TASK PROMPT: Copy all lines that contain the word "relative".

########

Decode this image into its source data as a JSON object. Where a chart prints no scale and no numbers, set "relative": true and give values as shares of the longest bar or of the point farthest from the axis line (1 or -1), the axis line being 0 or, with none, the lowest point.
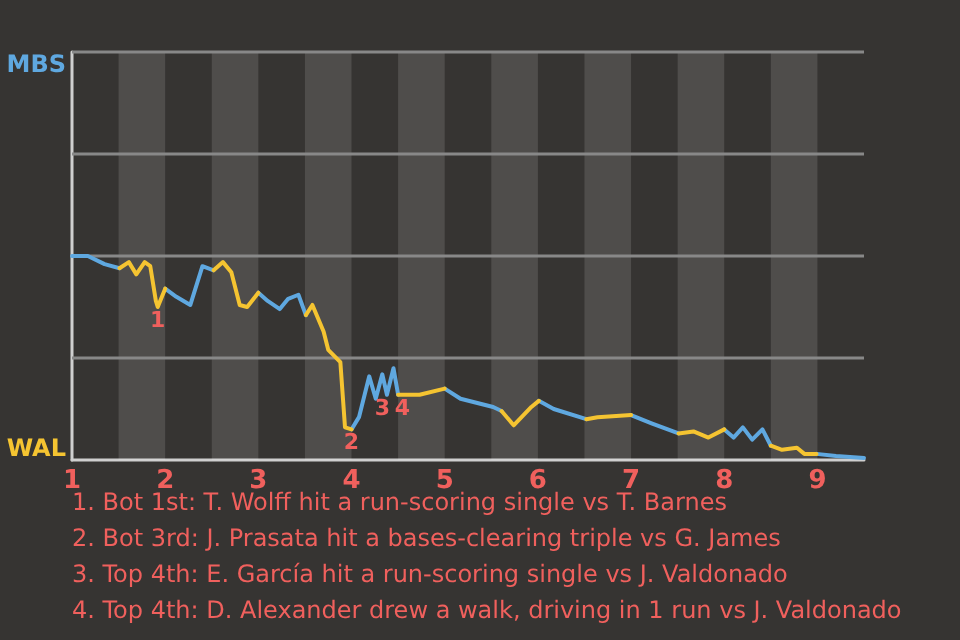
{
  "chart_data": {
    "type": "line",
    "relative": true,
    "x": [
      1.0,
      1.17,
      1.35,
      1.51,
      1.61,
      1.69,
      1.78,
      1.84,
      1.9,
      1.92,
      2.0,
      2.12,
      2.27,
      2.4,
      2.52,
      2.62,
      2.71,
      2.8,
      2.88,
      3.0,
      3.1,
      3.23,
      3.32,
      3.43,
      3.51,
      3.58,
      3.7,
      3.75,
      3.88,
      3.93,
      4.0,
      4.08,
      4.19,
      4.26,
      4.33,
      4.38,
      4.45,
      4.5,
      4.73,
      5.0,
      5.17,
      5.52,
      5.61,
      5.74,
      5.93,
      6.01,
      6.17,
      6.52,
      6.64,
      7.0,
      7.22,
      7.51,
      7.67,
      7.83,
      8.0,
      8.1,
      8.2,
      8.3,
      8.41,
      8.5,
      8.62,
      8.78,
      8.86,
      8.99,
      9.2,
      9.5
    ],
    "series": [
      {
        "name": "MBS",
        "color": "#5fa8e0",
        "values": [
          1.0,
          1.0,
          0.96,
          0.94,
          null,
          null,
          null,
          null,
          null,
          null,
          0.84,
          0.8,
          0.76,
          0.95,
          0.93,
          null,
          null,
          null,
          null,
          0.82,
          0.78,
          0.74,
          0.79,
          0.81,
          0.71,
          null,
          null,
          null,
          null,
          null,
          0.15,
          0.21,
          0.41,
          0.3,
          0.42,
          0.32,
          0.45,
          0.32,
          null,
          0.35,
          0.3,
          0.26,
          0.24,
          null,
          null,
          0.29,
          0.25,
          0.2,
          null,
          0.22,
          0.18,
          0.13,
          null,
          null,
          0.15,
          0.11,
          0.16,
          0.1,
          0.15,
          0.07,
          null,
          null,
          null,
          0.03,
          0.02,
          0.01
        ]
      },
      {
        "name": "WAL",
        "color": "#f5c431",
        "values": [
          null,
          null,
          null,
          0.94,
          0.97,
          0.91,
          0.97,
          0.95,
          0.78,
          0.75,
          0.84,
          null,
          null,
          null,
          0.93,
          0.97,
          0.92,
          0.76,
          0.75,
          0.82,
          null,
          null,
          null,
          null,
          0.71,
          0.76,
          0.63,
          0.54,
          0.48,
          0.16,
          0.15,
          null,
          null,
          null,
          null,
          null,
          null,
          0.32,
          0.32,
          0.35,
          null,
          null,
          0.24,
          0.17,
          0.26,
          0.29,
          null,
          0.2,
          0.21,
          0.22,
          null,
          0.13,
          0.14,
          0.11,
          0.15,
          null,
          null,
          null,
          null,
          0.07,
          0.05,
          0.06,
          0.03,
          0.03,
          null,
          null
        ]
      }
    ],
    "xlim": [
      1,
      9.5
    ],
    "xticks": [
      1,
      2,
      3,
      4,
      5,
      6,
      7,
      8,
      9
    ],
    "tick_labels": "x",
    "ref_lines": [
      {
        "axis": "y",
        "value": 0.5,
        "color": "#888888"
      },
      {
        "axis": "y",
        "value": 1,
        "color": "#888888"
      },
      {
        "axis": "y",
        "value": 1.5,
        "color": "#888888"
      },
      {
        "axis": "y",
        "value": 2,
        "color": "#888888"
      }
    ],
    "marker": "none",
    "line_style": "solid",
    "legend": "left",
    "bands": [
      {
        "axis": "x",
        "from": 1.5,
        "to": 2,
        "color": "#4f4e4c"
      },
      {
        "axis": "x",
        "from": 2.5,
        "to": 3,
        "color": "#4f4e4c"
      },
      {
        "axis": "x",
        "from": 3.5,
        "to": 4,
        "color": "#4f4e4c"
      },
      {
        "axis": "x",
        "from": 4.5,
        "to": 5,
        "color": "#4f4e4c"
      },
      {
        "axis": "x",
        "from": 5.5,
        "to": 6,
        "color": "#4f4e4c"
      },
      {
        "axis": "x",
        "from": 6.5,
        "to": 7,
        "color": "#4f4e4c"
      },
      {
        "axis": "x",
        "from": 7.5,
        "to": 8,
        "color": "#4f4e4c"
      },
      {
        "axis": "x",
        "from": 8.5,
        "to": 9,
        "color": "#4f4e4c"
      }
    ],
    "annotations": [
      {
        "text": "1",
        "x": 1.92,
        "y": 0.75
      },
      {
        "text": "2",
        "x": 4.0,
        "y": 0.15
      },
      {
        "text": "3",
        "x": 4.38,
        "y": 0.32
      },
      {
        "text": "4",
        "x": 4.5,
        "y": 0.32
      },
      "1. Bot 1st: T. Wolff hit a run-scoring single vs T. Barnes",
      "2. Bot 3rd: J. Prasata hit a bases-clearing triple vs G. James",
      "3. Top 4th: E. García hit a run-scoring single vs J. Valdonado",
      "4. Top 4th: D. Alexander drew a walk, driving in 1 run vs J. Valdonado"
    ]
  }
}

########

SOLUTION:
Decode this image into its source data as a JSON object. Where a chart prints no scale and no numbers, set "relative": true and give values as shares of the longest bar or of the point farthest from the axis line (1 or -1), the axis line being 0 or, with none, the lowest point.
    "relative": true,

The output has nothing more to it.